#### Aim
Read the records and gather each line that includes "ylabel".

#### Some records
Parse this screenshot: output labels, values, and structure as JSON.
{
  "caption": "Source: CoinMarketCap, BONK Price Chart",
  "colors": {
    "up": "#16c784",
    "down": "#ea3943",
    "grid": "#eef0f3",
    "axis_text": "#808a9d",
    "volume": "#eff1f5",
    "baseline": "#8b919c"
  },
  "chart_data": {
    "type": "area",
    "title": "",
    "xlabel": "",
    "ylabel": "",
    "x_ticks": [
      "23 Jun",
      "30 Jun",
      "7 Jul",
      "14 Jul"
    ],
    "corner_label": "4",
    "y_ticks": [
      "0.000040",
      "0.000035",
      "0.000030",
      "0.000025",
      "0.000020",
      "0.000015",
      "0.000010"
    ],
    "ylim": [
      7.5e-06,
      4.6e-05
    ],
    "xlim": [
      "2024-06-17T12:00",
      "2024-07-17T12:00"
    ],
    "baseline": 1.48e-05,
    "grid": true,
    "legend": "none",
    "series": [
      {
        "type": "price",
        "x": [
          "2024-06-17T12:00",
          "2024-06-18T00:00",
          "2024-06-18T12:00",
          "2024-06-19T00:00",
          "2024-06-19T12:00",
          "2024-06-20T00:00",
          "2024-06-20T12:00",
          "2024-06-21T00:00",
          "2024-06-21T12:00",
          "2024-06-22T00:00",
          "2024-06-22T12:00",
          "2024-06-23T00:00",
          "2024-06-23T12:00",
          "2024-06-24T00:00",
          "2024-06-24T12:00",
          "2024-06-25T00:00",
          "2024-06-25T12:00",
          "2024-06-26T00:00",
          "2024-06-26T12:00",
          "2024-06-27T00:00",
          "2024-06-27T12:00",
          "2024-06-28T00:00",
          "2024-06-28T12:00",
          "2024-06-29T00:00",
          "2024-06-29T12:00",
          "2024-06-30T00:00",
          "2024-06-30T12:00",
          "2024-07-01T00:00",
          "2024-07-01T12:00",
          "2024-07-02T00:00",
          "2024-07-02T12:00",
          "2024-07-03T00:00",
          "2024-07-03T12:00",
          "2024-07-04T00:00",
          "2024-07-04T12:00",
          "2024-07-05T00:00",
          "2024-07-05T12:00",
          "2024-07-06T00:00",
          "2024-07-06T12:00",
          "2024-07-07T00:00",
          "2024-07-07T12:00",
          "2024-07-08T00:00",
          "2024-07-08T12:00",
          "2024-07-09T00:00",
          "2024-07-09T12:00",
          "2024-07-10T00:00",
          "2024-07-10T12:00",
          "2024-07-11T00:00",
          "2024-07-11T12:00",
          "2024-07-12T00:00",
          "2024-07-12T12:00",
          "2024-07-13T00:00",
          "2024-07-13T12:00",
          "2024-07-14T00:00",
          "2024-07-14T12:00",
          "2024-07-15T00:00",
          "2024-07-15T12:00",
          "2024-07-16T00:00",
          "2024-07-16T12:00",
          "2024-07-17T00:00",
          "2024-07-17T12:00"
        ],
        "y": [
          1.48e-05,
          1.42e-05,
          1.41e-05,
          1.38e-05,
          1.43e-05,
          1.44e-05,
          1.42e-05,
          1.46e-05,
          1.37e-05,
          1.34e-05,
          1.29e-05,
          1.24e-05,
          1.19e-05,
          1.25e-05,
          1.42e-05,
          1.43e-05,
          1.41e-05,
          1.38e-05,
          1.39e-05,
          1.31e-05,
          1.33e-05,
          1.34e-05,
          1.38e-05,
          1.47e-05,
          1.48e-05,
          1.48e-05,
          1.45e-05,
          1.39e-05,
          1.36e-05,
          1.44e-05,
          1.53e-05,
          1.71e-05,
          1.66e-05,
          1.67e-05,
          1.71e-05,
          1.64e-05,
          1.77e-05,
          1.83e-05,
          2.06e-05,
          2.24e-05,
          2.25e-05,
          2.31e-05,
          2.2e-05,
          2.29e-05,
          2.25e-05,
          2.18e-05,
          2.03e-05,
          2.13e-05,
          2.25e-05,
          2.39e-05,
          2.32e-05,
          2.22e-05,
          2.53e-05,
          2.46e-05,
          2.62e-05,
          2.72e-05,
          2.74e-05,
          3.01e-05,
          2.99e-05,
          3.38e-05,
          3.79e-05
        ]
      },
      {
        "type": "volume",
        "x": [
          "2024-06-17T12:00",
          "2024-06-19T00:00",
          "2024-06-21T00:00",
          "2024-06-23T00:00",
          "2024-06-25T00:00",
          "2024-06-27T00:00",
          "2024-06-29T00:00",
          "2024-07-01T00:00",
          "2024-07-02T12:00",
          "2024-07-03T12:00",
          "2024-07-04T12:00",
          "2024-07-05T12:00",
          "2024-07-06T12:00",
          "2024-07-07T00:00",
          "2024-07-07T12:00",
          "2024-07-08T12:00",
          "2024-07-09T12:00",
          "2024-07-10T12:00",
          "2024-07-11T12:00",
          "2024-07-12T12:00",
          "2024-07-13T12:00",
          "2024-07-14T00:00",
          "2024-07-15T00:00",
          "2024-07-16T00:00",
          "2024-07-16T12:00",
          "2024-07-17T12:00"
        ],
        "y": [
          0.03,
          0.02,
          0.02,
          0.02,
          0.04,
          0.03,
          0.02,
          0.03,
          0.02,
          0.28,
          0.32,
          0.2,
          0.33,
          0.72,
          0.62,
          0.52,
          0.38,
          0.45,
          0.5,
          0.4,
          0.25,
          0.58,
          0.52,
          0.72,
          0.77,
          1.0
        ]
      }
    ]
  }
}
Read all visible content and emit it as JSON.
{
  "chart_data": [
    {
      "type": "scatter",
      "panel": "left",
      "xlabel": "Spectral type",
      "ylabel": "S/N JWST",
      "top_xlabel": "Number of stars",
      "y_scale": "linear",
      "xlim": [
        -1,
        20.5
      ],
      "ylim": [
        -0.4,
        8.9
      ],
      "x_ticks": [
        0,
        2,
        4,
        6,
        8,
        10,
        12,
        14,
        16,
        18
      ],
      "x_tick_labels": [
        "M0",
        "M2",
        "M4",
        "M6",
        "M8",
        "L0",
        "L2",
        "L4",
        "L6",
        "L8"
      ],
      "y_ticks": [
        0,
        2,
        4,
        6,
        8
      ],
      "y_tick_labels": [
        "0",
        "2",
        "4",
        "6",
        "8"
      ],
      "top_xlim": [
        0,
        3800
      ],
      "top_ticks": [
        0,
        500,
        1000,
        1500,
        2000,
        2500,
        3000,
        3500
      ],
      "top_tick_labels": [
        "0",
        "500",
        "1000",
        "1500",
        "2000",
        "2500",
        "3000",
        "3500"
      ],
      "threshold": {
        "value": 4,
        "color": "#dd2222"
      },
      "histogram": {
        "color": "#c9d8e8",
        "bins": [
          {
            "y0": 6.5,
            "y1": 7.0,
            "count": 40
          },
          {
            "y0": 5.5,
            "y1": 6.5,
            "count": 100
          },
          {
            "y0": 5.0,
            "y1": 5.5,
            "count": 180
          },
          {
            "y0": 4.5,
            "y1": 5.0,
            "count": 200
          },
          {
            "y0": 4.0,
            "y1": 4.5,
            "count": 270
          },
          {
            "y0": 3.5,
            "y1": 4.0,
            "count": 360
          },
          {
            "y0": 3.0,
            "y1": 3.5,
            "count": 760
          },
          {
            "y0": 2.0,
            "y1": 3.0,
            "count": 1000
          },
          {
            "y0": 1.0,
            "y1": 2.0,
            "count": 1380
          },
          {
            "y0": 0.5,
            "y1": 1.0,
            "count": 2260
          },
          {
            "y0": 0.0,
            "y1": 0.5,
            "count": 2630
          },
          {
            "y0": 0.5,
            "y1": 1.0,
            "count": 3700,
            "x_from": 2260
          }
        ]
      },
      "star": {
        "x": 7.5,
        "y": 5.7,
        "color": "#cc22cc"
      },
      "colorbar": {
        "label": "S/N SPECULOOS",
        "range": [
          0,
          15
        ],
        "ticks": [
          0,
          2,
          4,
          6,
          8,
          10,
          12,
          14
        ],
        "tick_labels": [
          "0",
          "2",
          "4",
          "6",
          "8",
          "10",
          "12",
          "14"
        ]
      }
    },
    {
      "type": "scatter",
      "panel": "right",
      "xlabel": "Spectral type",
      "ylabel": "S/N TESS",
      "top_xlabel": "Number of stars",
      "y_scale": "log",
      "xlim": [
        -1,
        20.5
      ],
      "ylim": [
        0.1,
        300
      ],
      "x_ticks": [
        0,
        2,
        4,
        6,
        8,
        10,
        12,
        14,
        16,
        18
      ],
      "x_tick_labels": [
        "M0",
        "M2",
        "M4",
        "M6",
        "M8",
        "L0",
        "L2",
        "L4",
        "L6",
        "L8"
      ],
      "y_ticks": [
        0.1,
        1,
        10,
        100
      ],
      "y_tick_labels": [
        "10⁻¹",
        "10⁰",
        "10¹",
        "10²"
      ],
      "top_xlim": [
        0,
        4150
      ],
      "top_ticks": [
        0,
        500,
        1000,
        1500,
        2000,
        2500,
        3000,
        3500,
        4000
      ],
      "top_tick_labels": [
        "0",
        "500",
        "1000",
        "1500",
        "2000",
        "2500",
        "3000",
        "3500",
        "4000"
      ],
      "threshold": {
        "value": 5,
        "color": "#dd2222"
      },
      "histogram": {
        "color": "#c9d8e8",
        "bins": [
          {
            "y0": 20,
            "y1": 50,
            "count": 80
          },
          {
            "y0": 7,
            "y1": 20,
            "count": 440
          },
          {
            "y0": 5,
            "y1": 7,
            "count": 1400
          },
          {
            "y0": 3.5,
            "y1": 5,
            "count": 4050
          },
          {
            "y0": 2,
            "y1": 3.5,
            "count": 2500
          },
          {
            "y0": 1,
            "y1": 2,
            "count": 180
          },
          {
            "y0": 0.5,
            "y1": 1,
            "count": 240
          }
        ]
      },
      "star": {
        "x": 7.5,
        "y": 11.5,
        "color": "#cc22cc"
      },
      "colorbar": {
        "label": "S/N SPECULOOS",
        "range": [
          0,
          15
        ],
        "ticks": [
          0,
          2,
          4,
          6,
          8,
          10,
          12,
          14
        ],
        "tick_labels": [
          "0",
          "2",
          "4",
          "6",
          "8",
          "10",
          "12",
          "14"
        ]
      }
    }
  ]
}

#### Task output
    "ylabel": "",
      "ylabel": "S/N JWST",
      "ylabel": "S/N TESS",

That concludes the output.